AIM OF THE EXERCISE
Below is a block of records; reproduce all of them exactly and leave out any pictures.

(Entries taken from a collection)
/---

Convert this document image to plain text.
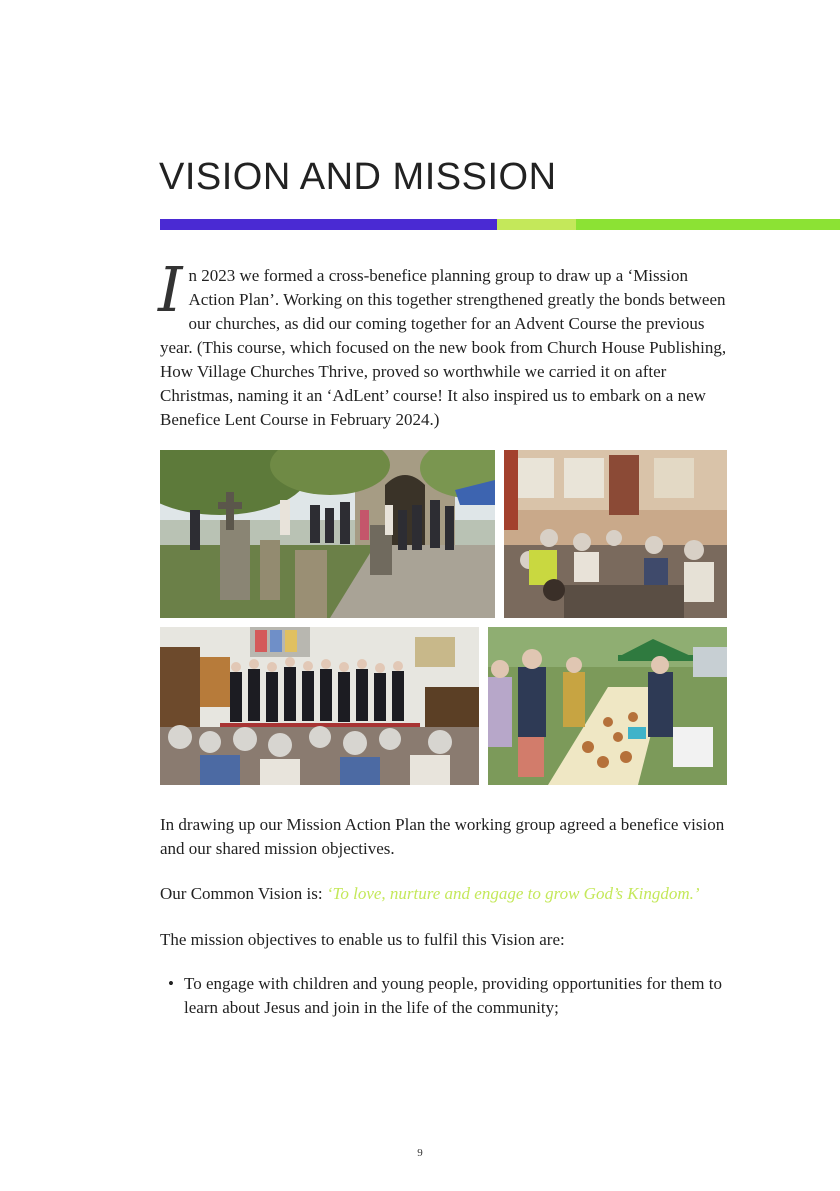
VISION AND MISSION

In 2023 we formed a cross-benefice planning group to draw up a ‘Mission Action Plan’. Working on this together strengthened greatly the bonds between our churches, as did our coming together for an Advent Course the previous year. (This course, which focused on the new book from Church House Publishing, How Village Churches Thrive, proved so worthwhile we carried it on after Christmas, naming it an ‘AdLent’ course! It also inspired us to embark on a new Benefice Lent Course in February 2024.)

In drawing up our Mission Action Plan the working group agreed a benefice vision and our shared mission objectives.

Our Common Vision is: ‘To love, nurture and engage to grow God’s Kingdom.’

The mission objectives to enable us to fulfil this Vision are:

• To engage with children and young people, providing opportunities for them to learn about Jesus and join in the life of the community;
9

\---

EXERCISE ANSWER
Convert this document image to plain text.
VISION AND MISSION

In 2023 we formed a cross-benefice planning group to draw up a ‘Mission Action Plan’. Working on this together strengthened greatly the bonds between our churches, as did our coming together for an Advent Course the previous year. (This course, which focused on the new book from Church House Publishing, How Village Churches Thrive, proved so worthwhile we carried it on after Christmas, naming it an ‘AdLent’ course! It also inspired us to embark on a new Benefice Lent Course in February 2024.)

In drawing up our Mission Action Plan the working group agreed a benefice vision and our shared mission objectives.

Our Common Vision is: ‘To love, nurture and engage to grow God’s Kingdom.’

The mission objectives to enable us to fulfil this Vision are:

• To engage with children and young people, providing opportunities for them to learn about Jesus and join in the life of the community;
9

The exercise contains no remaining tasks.